The exercise: Search the listing below for the word "необходимым" and copy each line that holds it.

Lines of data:
:::

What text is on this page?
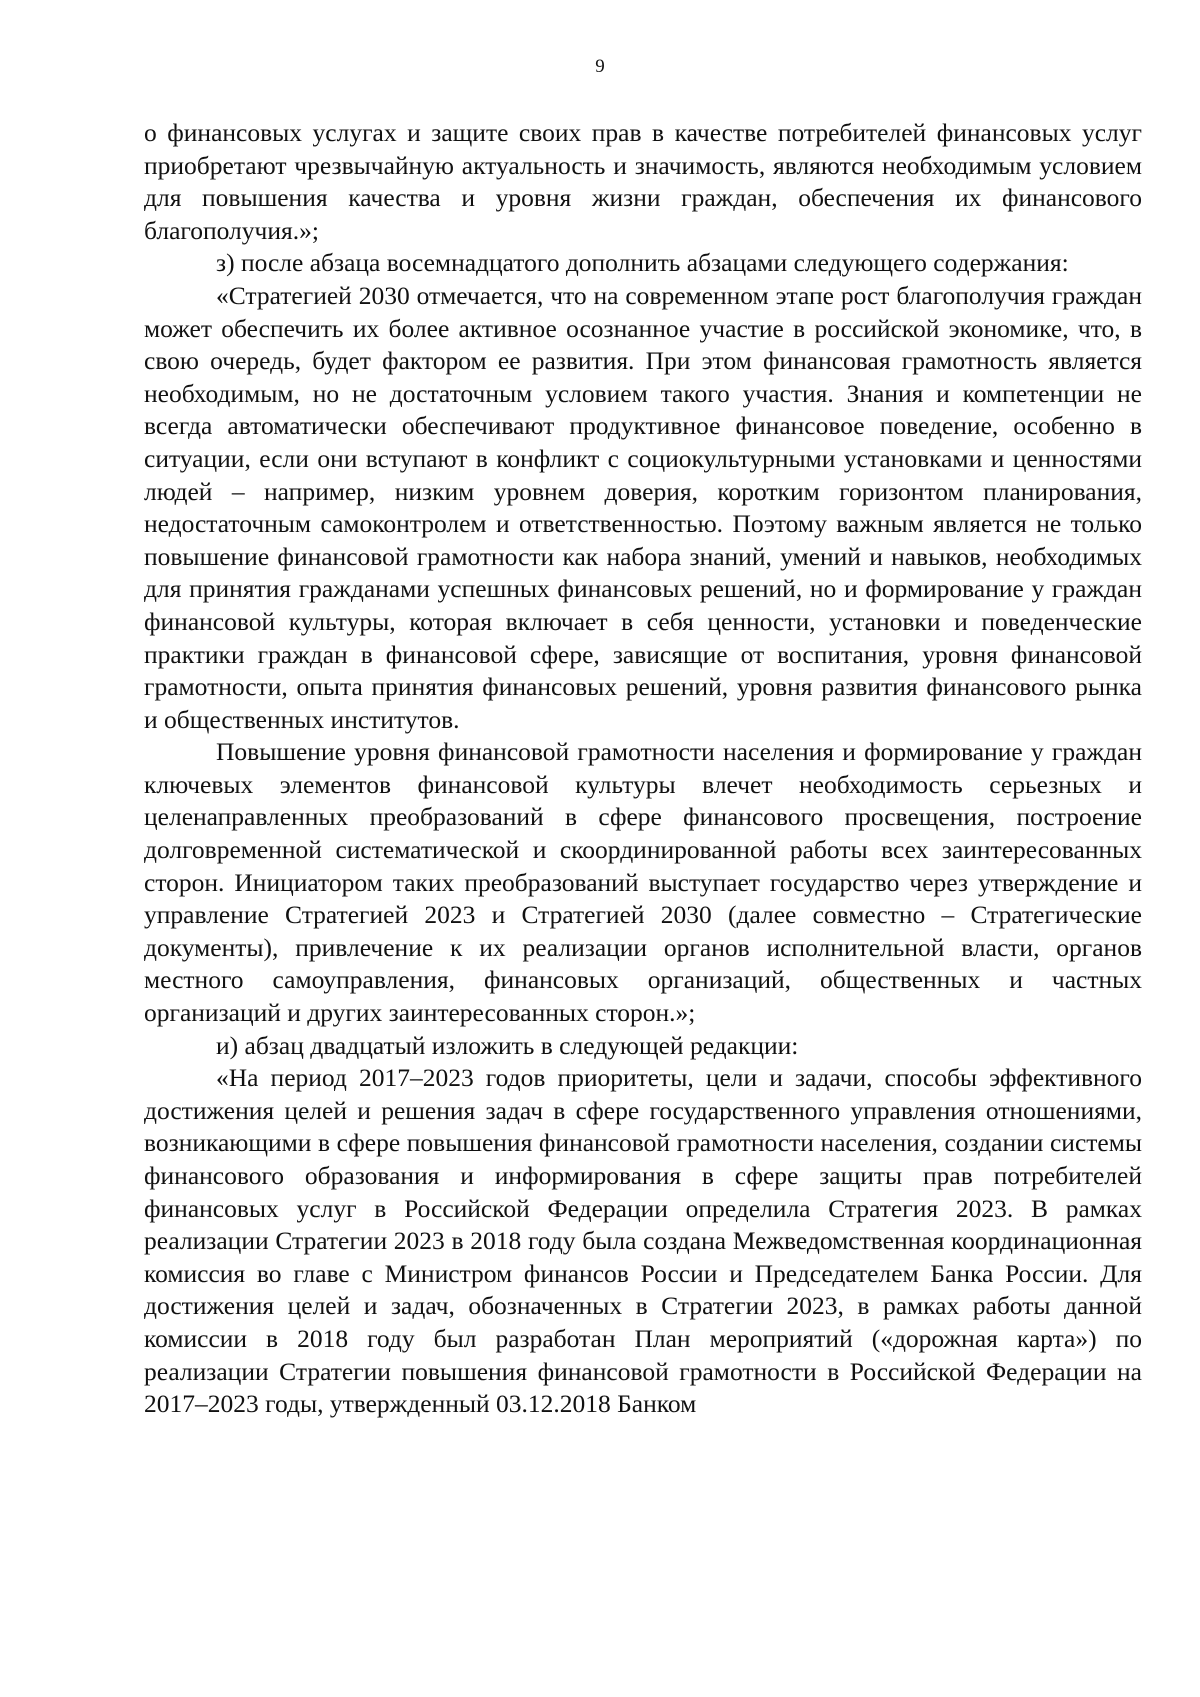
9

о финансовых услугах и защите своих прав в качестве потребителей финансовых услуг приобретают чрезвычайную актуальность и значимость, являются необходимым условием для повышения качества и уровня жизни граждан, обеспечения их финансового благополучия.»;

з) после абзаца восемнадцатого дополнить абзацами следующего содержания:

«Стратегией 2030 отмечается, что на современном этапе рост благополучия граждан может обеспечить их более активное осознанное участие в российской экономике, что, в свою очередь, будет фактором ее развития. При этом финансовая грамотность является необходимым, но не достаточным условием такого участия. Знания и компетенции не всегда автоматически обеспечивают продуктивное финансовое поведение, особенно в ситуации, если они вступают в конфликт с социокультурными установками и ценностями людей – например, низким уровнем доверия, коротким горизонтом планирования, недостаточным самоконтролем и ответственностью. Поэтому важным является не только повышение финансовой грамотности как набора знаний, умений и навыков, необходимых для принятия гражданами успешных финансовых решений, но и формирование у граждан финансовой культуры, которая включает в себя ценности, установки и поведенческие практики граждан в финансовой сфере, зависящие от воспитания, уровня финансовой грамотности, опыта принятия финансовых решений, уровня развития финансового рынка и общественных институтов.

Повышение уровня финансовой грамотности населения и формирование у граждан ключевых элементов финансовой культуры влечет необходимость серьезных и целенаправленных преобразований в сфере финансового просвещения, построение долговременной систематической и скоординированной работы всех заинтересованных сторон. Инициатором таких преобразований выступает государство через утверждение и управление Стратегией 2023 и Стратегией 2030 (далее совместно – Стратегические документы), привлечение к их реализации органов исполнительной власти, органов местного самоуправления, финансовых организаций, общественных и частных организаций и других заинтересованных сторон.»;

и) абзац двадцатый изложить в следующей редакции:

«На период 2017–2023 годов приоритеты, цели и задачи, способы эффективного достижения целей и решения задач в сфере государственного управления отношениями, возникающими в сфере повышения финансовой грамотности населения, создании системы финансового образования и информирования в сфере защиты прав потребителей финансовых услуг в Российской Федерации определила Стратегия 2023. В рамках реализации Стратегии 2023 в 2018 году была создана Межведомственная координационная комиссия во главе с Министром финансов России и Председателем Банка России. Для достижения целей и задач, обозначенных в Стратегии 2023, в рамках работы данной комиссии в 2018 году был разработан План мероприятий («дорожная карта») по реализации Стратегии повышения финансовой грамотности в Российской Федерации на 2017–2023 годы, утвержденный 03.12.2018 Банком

:::

Finished answer:
о финансовых услугах и защите своих прав в качестве потребителей финансовых услуг приобретают чрезвычайную актуальность и значимость, являются необходимым условием для повышения качества и уровня жизни граждан, обеспечения их финансового благополучия.»;
«Стратегией 2030 отмечается, что на современном этапе рост благополучия граждан может обеспечить их более активное осознанное участие в российской экономике, что, в свою очередь, будет фактором ее развития. При этом финансовая грамотность является необходимым, но не достаточным условием такого участия. Знания и компетенции не всегда автоматически обеспечивают продуктивное финансовое поведение, особенно в ситуации, если они вступают в конфликт с социокультурными установками и ценностями людей – например, низким уровнем доверия, коротким горизонтом планирования, недостаточным самоконтролем и ответственностью. Поэтому важным является не только повышение финансовой грамотности как набора знаний, умений и навыков, необходимых для принятия гражданами успешных финансовых решений, но и формирование у граждан финансовой культуры, которая включает в себя ценности, установки и поведенческие практики граждан в финансовой сфере, зависящие от воспитания, уровня финансовой грамотности, опыта принятия финансовых решений, уровня развития финансового рынка и общественных институтов.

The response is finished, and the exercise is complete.